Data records
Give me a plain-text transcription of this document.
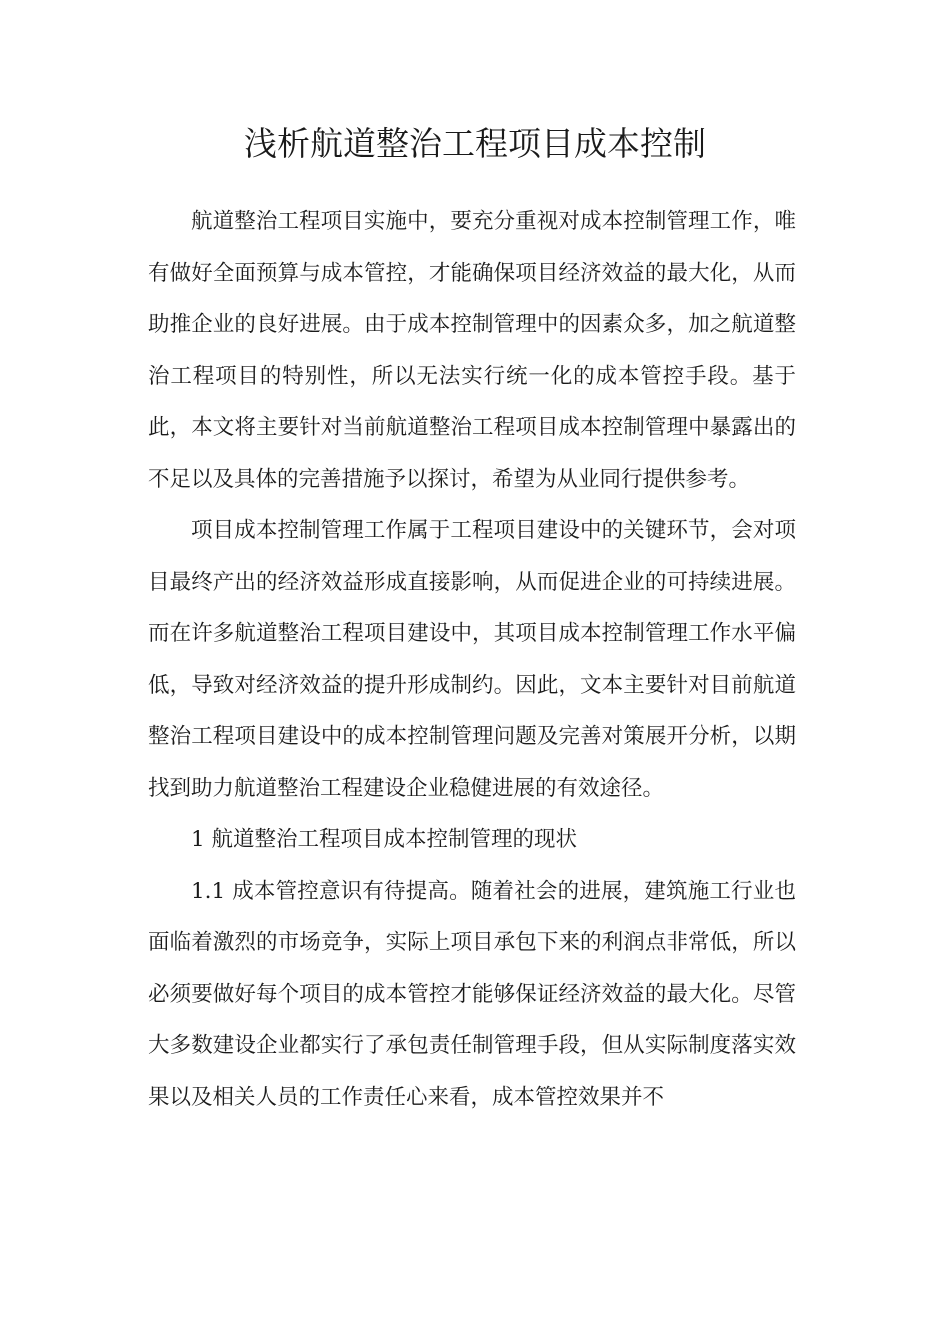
浅析航道整治工程项目成本控制

航道整治工程项目实施中，要充分重视对成本控制管理工作，唯有做好全面预算与成本管控，才能确保项目经济效益的最大化，从而助推企业的良好进展。由于成本控制管理中的因素众多，加之航道整治工程项目的特别性，所以无法实行统一化的成本管控手段。基于此，本文将主要针对当前航道整治工程项目成本控制管理中暴露出的不足以及具体的完善措施予以探讨，希望为从业同行提供参考。

项目成本控制管理工作属于工程项目建设中的关键环节，会对项目最终产出的经济效益形成直接影响，从而促进企业的可持续进展。而在许多航道整治工程项目建设中，其项目成本控制管理工作水平偏低，导致对经济效益的提升形成制约。因此，文本主要针对目前航道整治工程项目建设中的成本控制管理问题及完善对策展开分析，以期找到助力航道整治工程建设企业稳健进展的有效途径。

1 航道整治工程项目成本控制管理的现状

1.1 成本管控意识有待提高。随着社会的进展，建筑施工行业也面临着激烈的市场竞争，实际上项目承包下来的利润点非常低，所以必须要做好每个项目的成本管控才能够保证经济效益的最大化。尽管大多数建设企业都实行了承包责任制管理手段，但从实际制度落实效果以及相关人员的工作责任心来看，成本管控效果并不
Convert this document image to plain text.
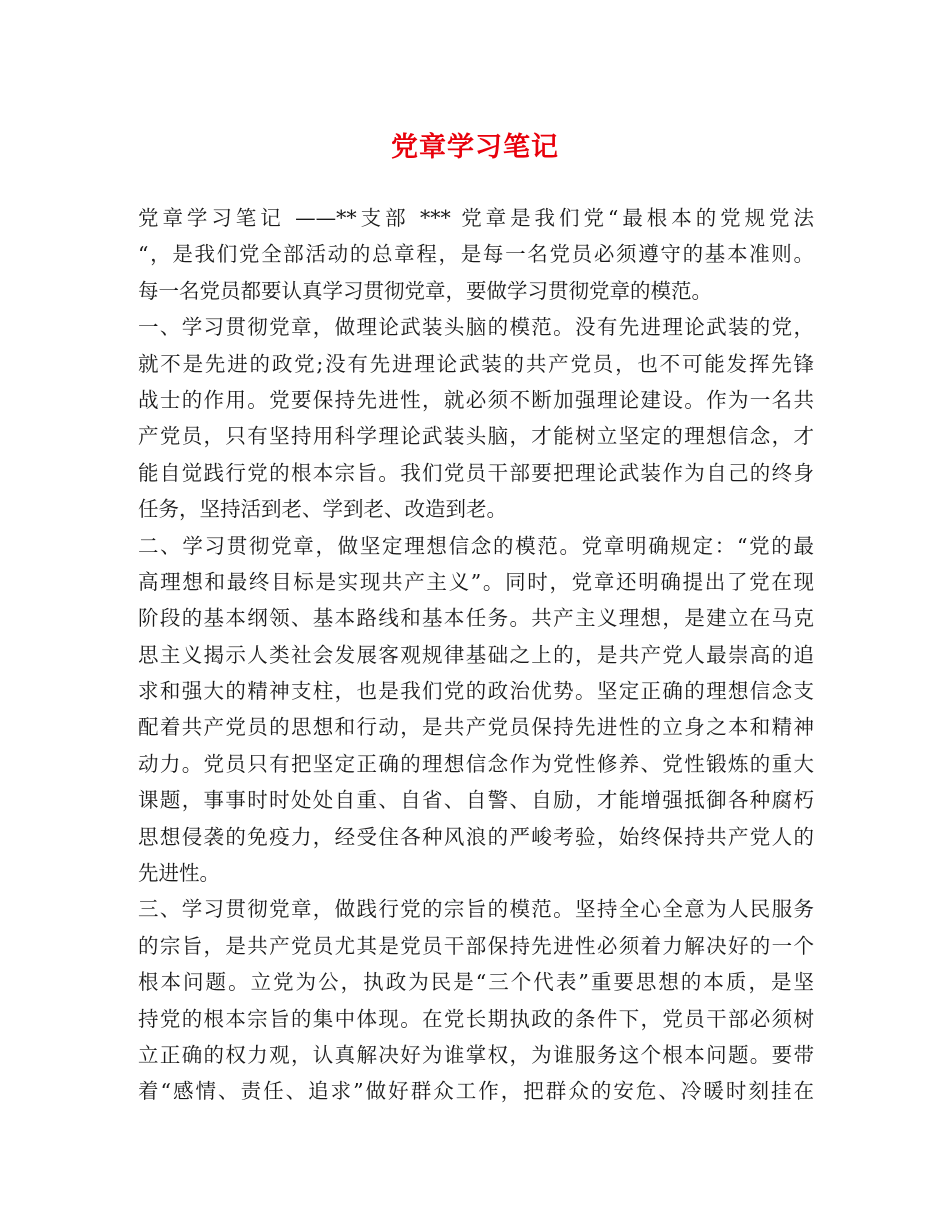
党章学习笔记
党章学习笔记 ——**支部 *** 党章是我们党“最根本的党规党法
“，是我们党全部活动的总章程，是每一名党员必须遵守的基本准则。
每一名党员都要认真学习贯彻党章，要做学习贯彻党章的模范。
一、学习贯彻党章，做理论武装头脑的模范。没有先进理论武装的党，
就不是先进的政党;没有先进理论武装的共产党员，也不可能发挥先锋
战士的作用。党要保持先进性，就必须不断加强理论建设。作为一名共
产党员，只有坚持用科学理论武装头脑，才能树立坚定的理想信念，才
能自觉践行党的根本宗旨。我们党员干部要把理论武装作为自己的终身
任务，坚持活到老、学到老、改造到老。
二、学习贯彻党章，做坚定理想信念的模范。党章明确规定：“党的最
高理想和最终目标是实现共产主义”。同时，党章还明确提出了党在现
阶段的基本纲领、基本路线和基本任务。共产主义理想，是建立在马克
思主义揭示人类社会发展客观规律基础之上的，是共产党人最崇高的追
求和强大的精神支柱，也是我们党的政治优势。坚定正确的理想信念支
配着共产党员的思想和行动，是共产党员保持先进性的立身之本和精神
动力。党员只有把坚定正确的理想信念作为党性修养、党性锻炼的重大
课题，事事时时处处自重、自省、自警、自励，才能增强抵御各种腐朽
思想侵袭的免疫力，经受住各种风浪的严峻考验，始终保持共产党人的
先进性。
三、学习贯彻党章，做践行党的宗旨的模范。坚持全心全意为人民服务
的宗旨，是共产党员尤其是党员干部保持先进性必须着力解决好的一个
根本问题。立党为公，执政为民是“三个代表”重要思想的本质，是坚
持党的根本宗旨的集中体现。在党长期执政的条件下，党员干部必须树
立正确的权力观，认真解决好为谁掌权，为谁服务这个根本问题。要带
着“感情、责任、追求”做好群众工作，把群众的安危、冷暖时刻挂在
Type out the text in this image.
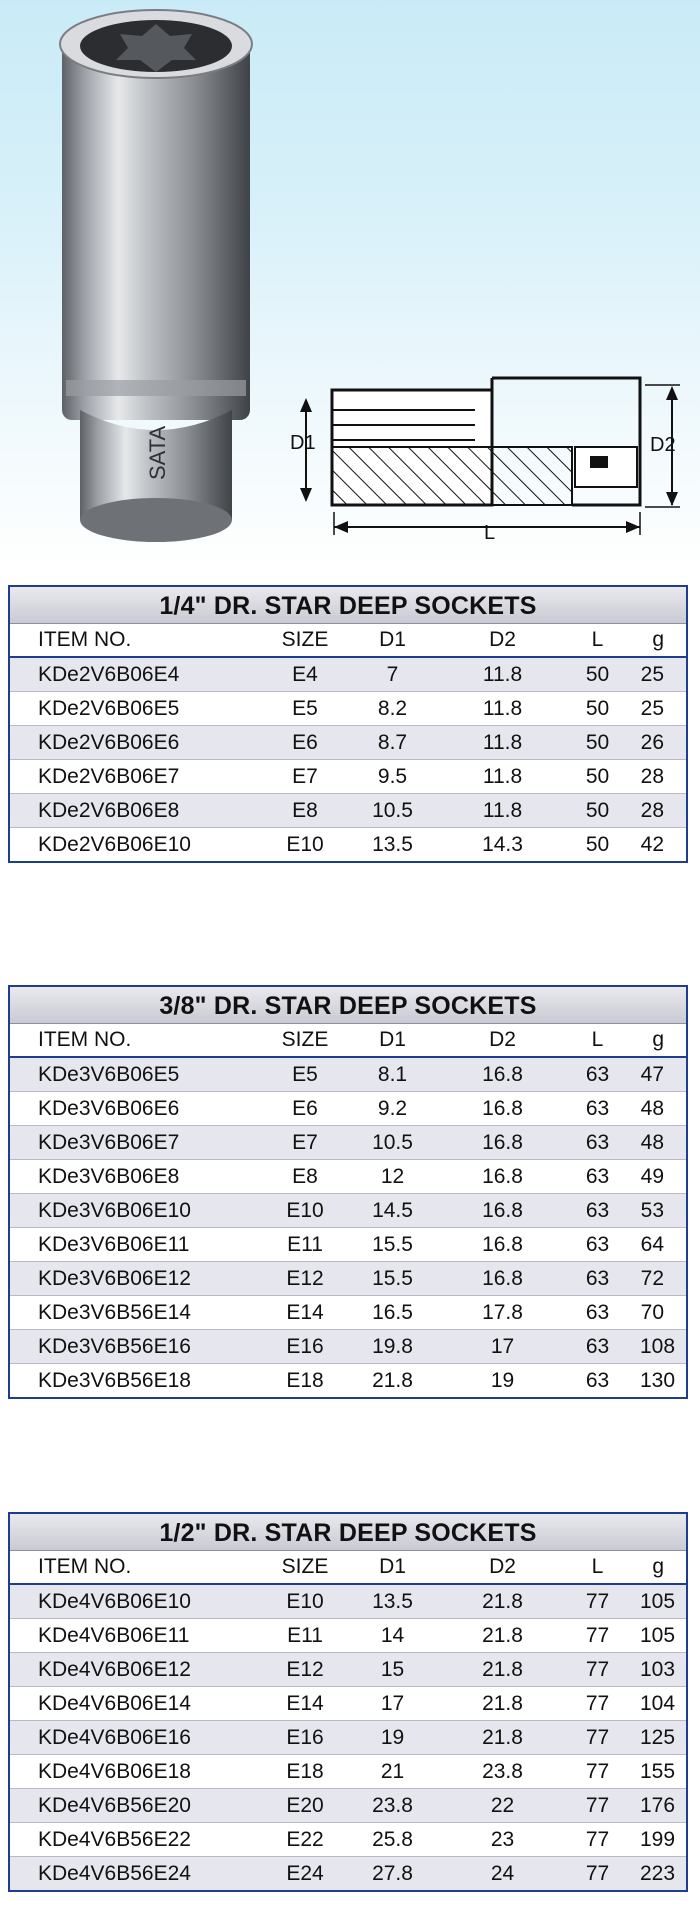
SATA	D1	D2
L
1/4" DR. STAR DEEP SOCKETS
ITEM NO.	SIZE	D1	D2	L	g
KDe2V6B06E4	E4	7	11.8	50	25
KDe2V6B06E5	E5	8.2	11.8	50	25
KDe2V6B06E6	E6	8.7	11.8	50	26
KDe2V6B06E7	E7	9.5	11.8	50	28
KDe2V6B06E8	E8	10.5	11.8	50	28
KDe2V6B06E10	E10	13.5	14.3	50	42
3/8" DR. STAR DEEP SOCKETS
ITEM NO.	SIZE	D1	D2	L	g
KDe3V6B06E5	E5	8.1	16.8	63	47
KDe3V6B06E6	E6	9.2	16.8	63	48
KDe3V6B06E7	E7	10.5	16.8	63	48
KDe3V6B06E8	E8	12	16.8	63	49
KDe3V6B06E10	E10	14.5	16.8	63	53
KDe3V6B06E11	E11	15.5	16.8	63	64
KDe3V6B06E12	E12	15.5	16.8	63	72
KDe3V6B56E14	E14	16.5	17.8	63	70
KDe3V6B56E16	E16	19.8	17	63	108
KDe3V6B56E18	E18	21.8	19	63	130
1/2" DR. STAR DEEP SOCKETS
ITEM NO.	SIZE	D1	D2	L	g
KDe4V6B06E10	E10	13.5	21.8	77	105
KDe4V6B06E11	E11	14	21.8	77	105
KDe4V6B06E12	E12	15	21.8	77	103
KDe4V6B06E14	E14	17	21.8	77	104
KDe4V6B06E16	E16	19	21.8	77	125
KDe4V6B06E18	E18	21	23.8	77	155
KDe4V6B56E20	E20	23.8	22	77	176
KDe4V6B56E22	E22	25.8	23	77	199
KDe4V6B56E24	E24	27.8	24	77	223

» TASK INSTRUCTIONS
Write out the records above exactly as they appear, leaving out any pictures.

» THE OUTPUT
Give me a plain-text transcription of this document.
浅析航道整治工程项目成本控制

航道整治工程项目实施中，要充分重视对成本控制管理工作，唯有做好全面预算与成本管控，才能确保项目经济效益的最大化，从而助推企业的良好进展。由于成本控制管理中的因素众多，加之航道整治工程项目的特别性，所以无法实行统一化的成本管控手段。基于此，本文将主要针对当前航道整治工程项目成本控制管理中暴露出的不足以及具体的完善措施予以探讨，希望为从业同行提供参考。

项目成本控制管理工作属于工程项目建设中的关键环节，会对项目最终产出的经济效益形成直接影响，从而促进企业的可持续进展。而在许多航道整治工程项目建设中，其项目成本控制管理工作水平偏低，导致对经济效益的提升形成制约。因此，文本主要针对目前航道整治工程项目建设中的成本控制管理问题及完善对策展开分析，以期找到助力航道整治工程建设企业稳健进展的有效途径。

1 航道整治工程项目成本控制管理的现状

1.1 成本管控意识有待提高。随着社会的进展，建筑施工行业也面临着激烈的市场竞争，实际上项目承包下来的利润点非常低，所以必须要做好每个项目的成本管控才能够保证经济效益的最大化。尽管大多数建设企业都实行了承包责任制管理手段，但从实际制度落实效果以及相关人员的工作责任心来看，成本管控效果并不
Convert this document image to plain text.
党章学习笔记
党章学习笔记 ——**支部 *** 党章是我们党“最根本的党规党法
“，是我们党全部活动的总章程，是每一名党员必须遵守的基本准则。
每一名党员都要认真学习贯彻党章，要做学习贯彻党章的模范。
一、学习贯彻党章，做理论武装头脑的模范。没有先进理论武装的党，
就不是先进的政党;没有先进理论武装的共产党员，也不可能发挥先锋
战士的作用。党要保持先进性，就必须不断加强理论建设。作为一名共
产党员，只有坚持用科学理论武装头脑，才能树立坚定的理想信念，才
能自觉践行党的根本宗旨。我们党员干部要把理论武装作为自己的终身
任务，坚持活到老、学到老、改造到老。
二、学习贯彻党章，做坚定理想信念的模范。党章明确规定：“党的最
高理想和最终目标是实现共产主义”。同时，党章还明确提出了党在现
阶段的基本纲领、基本路线和基本任务。共产主义理想，是建立在马克
思主义揭示人类社会发展客观规律基础之上的，是共产党人最崇高的追
求和强大的精神支柱，也是我们党的政治优势。坚定正确的理想信念支
配着共产党员的思想和行动，是共产党员保持先进性的立身之本和精神
动力。党员只有把坚定正确的理想信念作为党性修养、党性锻炼的重大
课题，事事时时处处自重、自省、自警、自励，才能增强抵御各种腐朽
思想侵袭的免疫力，经受住各种风浪的严峻考验，始终保持共产党人的
先进性。
三、学习贯彻党章，做践行党的宗旨的模范。坚持全心全意为人民服务
的宗旨，是共产党员尤其是党员干部保持先进性必须着力解决好的一个
根本问题。立党为公，执政为民是“三个代表”重要思想的本质，是坚
持党的根本宗旨的集中体现。在党长期执政的条件下，党员干部必须树
立正确的权力观，认真解决好为谁掌权，为谁服务这个根本问题。要带
着“感情、责任、追求”做好群众工作，把群众的安危、冷暖时刻挂在
Type out the text in this image.
SATA	D1	D2
L
1/4" DR. STAR DEEP SOCKETS
ITEM NO.	SIZE	D1	D2	L	g
KDe2V6B06E4	E4	7	11.8	50	25
KDe2V6B06E5	E5	8.2	11.8	50	25
KDe2V6B06E6	E6	8.7	11.8	50	26
KDe2V6B06E7	E7	9.5	11.8	50	28
KDe2V6B06E8	E8	10.5	11.8	50	28
KDe2V6B06E10	E10	13.5	14.3	50	42
3/8" DR. STAR DEEP SOCKETS
ITEM NO.	SIZE	D1	D2	L	g
KDe3V6B06E5	E5	8.1	16.8	63	47
KDe3V6B06E6	E6	9.2	16.8	63	48
KDe3V6B06E7	E7	10.5	16.8	63	48
KDe3V6B06E8	E8	12	16.8	63	49
KDe3V6B06E10	E10	14.5	16.8	63	53
KDe3V6B06E11	E11	15.5	16.8	63	64
KDe3V6B06E12	E12	15.5	16.8	63	72
KDe3V6B56E14	E14	16.5	17.8	63	70
KDe3V6B56E16	E16	19.8	17	63	108
KDe3V6B56E18	E18	21.8	19	63	130
1/2" DR. STAR DEEP SOCKETS
ITEM NO.	SIZE	D1	D2	L	g
KDe4V6B06E10	E10	13.5	21.8	77	105
KDe4V6B06E11	E11	14	21.8	77	105
KDe4V6B06E12	E12	15	21.8	77	103
KDe4V6B06E14	E14	17	21.8	77	104
KDe4V6B06E16	E16	19	21.8	77	125
KDe4V6B06E18	E18	21	23.8	77	155
KDe4V6B56E20	E20	23.8	22	77	176
KDe4V6B56E22	E22	25.8	23	77	199
KDe4V6B56E24	E24	27.8	24	77	223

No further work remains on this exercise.